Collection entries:
-- Begin --
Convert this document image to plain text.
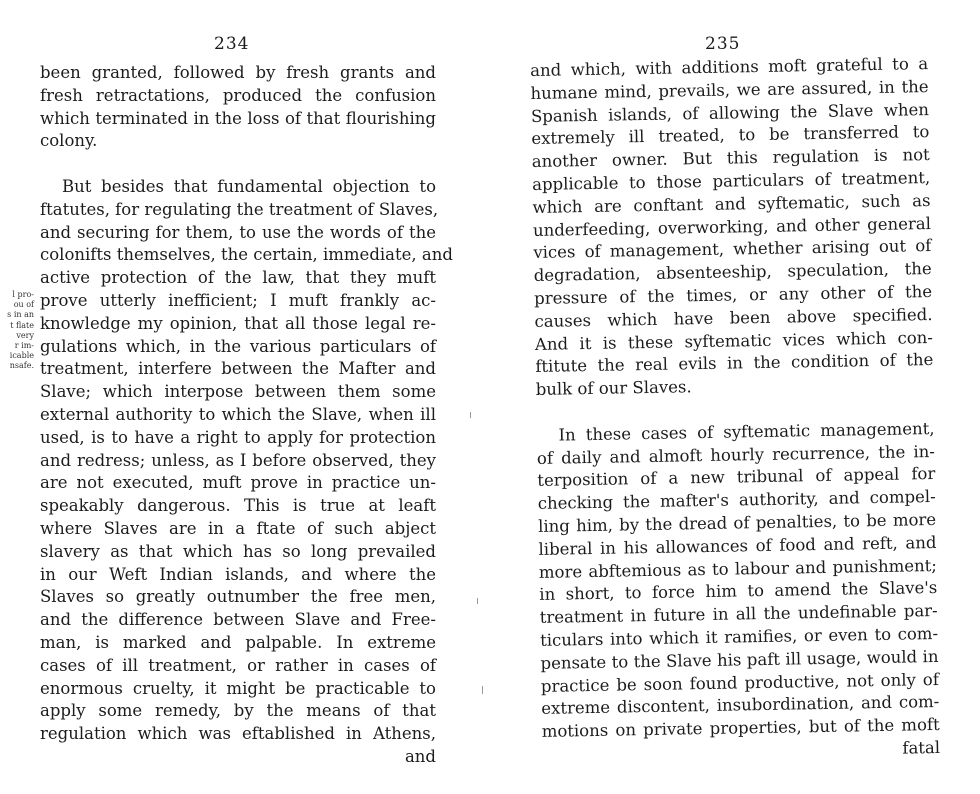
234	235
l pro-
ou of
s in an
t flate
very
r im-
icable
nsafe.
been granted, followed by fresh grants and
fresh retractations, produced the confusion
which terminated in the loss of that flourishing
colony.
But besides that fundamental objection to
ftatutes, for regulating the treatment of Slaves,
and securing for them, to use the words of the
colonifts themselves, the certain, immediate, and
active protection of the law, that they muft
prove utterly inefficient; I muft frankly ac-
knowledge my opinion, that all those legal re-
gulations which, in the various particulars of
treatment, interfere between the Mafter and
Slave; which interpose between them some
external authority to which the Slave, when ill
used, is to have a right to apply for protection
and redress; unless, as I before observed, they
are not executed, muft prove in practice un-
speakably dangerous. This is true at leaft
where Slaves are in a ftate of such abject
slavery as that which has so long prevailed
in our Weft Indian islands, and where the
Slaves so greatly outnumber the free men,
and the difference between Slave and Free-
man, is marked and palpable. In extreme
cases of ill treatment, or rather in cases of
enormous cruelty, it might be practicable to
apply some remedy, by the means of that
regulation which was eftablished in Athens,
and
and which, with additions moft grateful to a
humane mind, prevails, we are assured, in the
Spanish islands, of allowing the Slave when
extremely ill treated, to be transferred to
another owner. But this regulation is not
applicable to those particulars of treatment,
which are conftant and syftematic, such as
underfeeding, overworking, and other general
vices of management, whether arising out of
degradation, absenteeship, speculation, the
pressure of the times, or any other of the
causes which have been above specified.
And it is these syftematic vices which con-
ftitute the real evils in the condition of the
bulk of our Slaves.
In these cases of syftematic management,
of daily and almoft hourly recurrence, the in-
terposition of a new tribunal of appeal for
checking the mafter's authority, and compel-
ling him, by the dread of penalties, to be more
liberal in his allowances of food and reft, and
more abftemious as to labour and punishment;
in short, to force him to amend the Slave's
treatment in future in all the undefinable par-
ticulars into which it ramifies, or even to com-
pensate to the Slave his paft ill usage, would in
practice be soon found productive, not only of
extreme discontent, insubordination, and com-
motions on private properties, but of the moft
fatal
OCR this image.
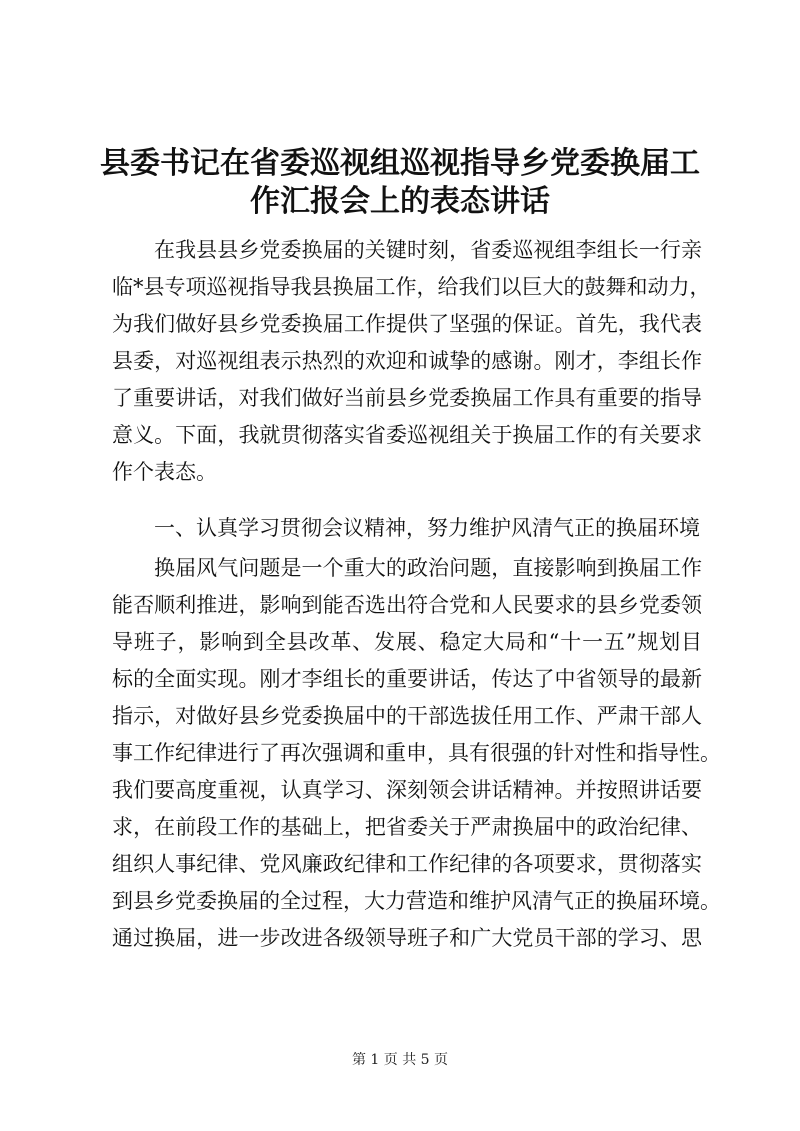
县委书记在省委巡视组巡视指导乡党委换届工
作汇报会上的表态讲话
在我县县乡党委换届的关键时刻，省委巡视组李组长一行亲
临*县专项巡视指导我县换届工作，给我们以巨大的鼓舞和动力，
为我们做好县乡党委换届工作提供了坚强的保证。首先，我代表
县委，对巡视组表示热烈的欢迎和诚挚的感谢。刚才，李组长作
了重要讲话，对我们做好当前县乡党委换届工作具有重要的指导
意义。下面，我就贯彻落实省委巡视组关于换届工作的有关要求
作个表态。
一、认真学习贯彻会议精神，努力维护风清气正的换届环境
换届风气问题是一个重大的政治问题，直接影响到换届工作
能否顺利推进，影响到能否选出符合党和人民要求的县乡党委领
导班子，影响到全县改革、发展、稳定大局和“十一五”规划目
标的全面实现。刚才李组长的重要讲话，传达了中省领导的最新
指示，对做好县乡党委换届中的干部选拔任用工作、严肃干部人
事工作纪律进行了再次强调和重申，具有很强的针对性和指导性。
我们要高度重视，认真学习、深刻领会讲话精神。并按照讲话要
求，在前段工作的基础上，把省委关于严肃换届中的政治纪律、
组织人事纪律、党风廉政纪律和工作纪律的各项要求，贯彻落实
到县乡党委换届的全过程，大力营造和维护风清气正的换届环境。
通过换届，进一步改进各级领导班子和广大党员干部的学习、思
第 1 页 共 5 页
-- End --
Without including any picture, retype the entries exactly.

Convert this document image to plain text.
234	235
l pro-
ou of
s in an
t flate
very
r im-
icable
nsafe.
been granted, followed by fresh grants and
fresh retractations, produced the confusion
which terminated in the loss of that flourishing
colony.
But besides that fundamental objection to
ftatutes, for regulating the treatment of Slaves,
and securing for them, to use the words of the
colonifts themselves, the certain, immediate, and
active protection of the law, that they muft
prove utterly inefficient; I muft frankly ac-
knowledge my opinion, that all those legal re-
gulations which, in the various particulars of
treatment, interfere between the Mafter and
Slave; which interpose between them some
external authority to which the Slave, when ill
used, is to have a right to apply for protection
and redress; unless, as I before observed, they
are not executed, muft prove in practice un-
speakably dangerous. This is true at leaft
where Slaves are in a ftate of such abject
slavery as that which has so long prevailed
in our Weft Indian islands, and where the
Slaves so greatly outnumber the free men,
and the difference between Slave and Free-
man, is marked and palpable. In extreme
cases of ill treatment, or rather in cases of
enormous cruelty, it might be practicable to
apply some remedy, by the means of that
regulation which was eftablished in Athens,
and
and which, with additions moft grateful to a
humane mind, prevails, we are assured, in the
Spanish islands, of allowing the Slave when
extremely ill treated, to be transferred to
another owner. But this regulation is not
applicable to those particulars of treatment,
which are conftant and syftematic, such as
underfeeding, overworking, and other general
vices of management, whether arising out of
degradation, absenteeship, speculation, the
pressure of the times, or any other of the
causes which have been above specified.
And it is these syftematic vices which con-
ftitute the real evils in the condition of the
bulk of our Slaves.
In these cases of syftematic management,
of daily and almoft hourly recurrence, the in-
terposition of a new tribunal of appeal for
checking the mafter's authority, and compel-
ling him, by the dread of penalties, to be more
liberal in his allowances of food and reft, and
more abftemious as to labour and punishment;
in short, to force him to amend the Slave's
treatment in future in all the undefinable par-
ticulars into which it ramifies, or even to com-
pensate to the Slave his paft ill usage, would in
practice be soon found productive, not only of
extreme discontent, insubordination, and com-
motions on private properties, but of the moft
fatal
OCR this image.
县委书记在省委巡视组巡视指导乡党委换届工
作汇报会上的表态讲话
在我县县乡党委换届的关键时刻，省委巡视组李组长一行亲
临*县专项巡视指导我县换届工作，给我们以巨大的鼓舞和动力，
为我们做好县乡党委换届工作提供了坚强的保证。首先，我代表
县委，对巡视组表示热烈的欢迎和诚挚的感谢。刚才，李组长作
了重要讲话，对我们做好当前县乡党委换届工作具有重要的指导
意义。下面，我就贯彻落实省委巡视组关于换届工作的有关要求
作个表态。
一、认真学习贯彻会议精神，努力维护风清气正的换届环境
换届风气问题是一个重大的政治问题，直接影响到换届工作
能否顺利推进，影响到能否选出符合党和人民要求的县乡党委领
导班子，影响到全县改革、发展、稳定大局和“十一五”规划目
标的全面实现。刚才李组长的重要讲话，传达了中省领导的最新
指示，对做好县乡党委换届中的干部选拔任用工作、严肃干部人
事工作纪律进行了再次强调和重申，具有很强的针对性和指导性。
我们要高度重视，认真学习、深刻领会讲话精神。并按照讲话要
求，在前段工作的基础上，把省委关于严肃换届中的政治纪律、
组织人事纪律、党风廉政纪律和工作纪律的各项要求，贯彻落实
到县乡党委换届的全过程，大力营造和维护风清气正的换届环境。
通过换届，进一步改进各级领导班子和广大党员干部的学习、思
第 1 页 共 5 页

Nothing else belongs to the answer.